Only lines with the word "phone" are needed; collect each of them from the listing below.

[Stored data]
□ □ □ □ □
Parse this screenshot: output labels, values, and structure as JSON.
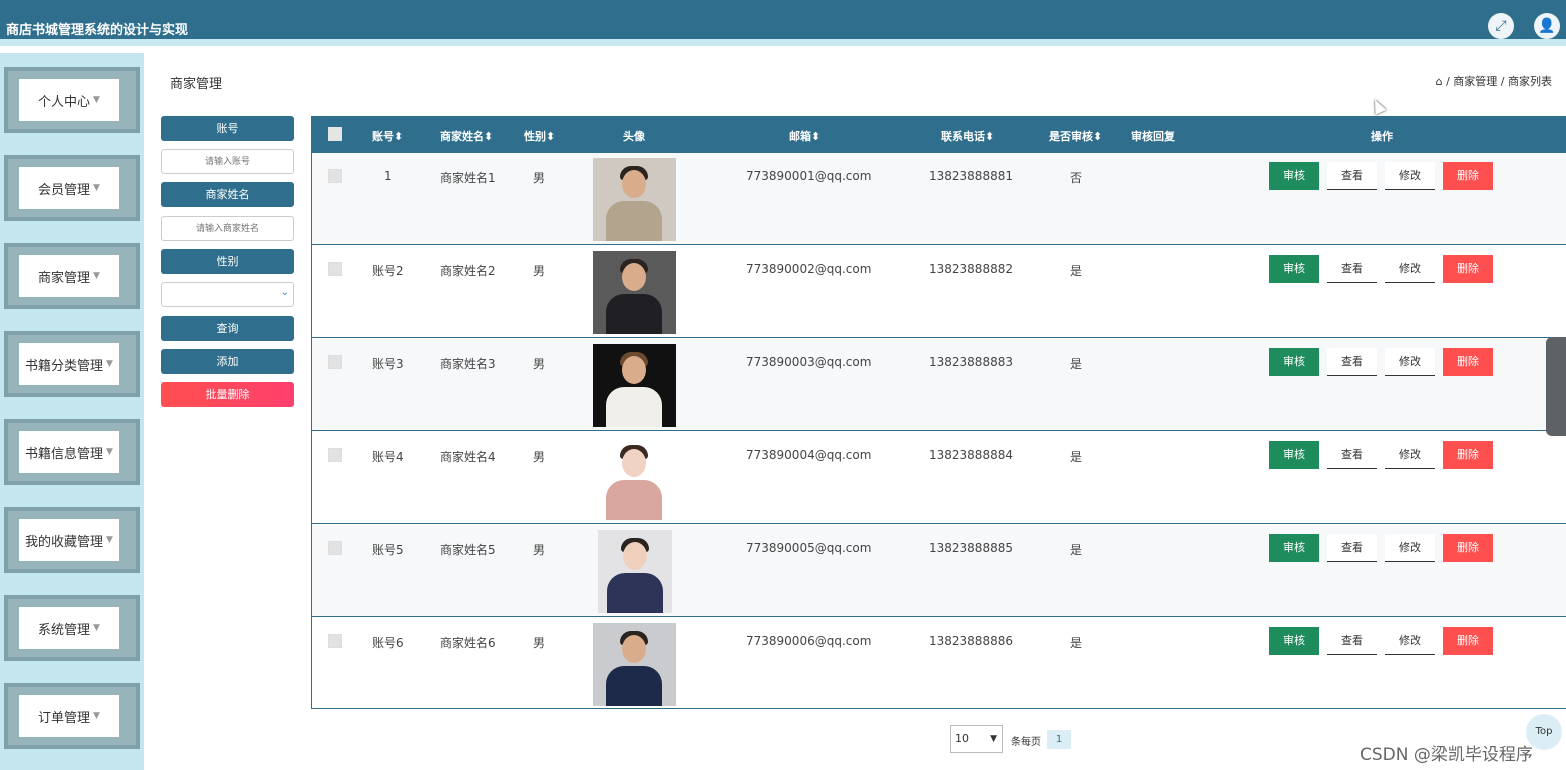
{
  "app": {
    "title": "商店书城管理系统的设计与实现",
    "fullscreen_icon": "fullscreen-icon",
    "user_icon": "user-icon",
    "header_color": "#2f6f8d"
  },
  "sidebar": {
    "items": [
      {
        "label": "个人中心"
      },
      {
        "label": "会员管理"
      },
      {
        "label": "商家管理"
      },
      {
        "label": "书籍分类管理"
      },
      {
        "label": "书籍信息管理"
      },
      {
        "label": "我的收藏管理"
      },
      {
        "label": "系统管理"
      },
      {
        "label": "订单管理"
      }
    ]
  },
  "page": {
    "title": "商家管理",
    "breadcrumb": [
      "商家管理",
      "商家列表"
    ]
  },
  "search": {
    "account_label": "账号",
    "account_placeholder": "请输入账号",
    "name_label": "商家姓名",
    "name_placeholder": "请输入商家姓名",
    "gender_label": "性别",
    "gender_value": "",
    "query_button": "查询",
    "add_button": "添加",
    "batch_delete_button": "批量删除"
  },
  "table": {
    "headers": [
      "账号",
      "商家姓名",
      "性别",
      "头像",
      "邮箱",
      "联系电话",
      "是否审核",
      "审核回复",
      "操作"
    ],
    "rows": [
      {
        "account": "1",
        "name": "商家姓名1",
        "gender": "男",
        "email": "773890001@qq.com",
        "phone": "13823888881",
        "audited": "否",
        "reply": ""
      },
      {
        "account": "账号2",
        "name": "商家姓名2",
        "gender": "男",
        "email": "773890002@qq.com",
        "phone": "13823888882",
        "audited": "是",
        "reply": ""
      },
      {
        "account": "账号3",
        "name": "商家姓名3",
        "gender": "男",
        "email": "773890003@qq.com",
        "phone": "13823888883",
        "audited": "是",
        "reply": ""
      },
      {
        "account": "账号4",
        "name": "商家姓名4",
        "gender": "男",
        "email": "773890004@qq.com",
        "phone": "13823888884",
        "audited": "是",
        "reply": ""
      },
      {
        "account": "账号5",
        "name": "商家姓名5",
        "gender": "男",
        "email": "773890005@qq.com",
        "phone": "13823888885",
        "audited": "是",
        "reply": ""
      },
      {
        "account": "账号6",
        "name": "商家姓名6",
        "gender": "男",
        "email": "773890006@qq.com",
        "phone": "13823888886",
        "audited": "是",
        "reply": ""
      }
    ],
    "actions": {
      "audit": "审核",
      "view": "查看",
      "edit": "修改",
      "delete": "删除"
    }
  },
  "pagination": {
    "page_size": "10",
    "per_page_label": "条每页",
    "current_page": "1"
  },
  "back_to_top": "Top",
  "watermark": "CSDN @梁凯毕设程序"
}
□ □ □ □ □
● **RESULT BELOW**
        "phone": "13823888881",
        "phone": "13823888882",
        "phone": "13823888883",
        "phone": "13823888884",
        "phone": "13823888885",
        "phone": "13823888886",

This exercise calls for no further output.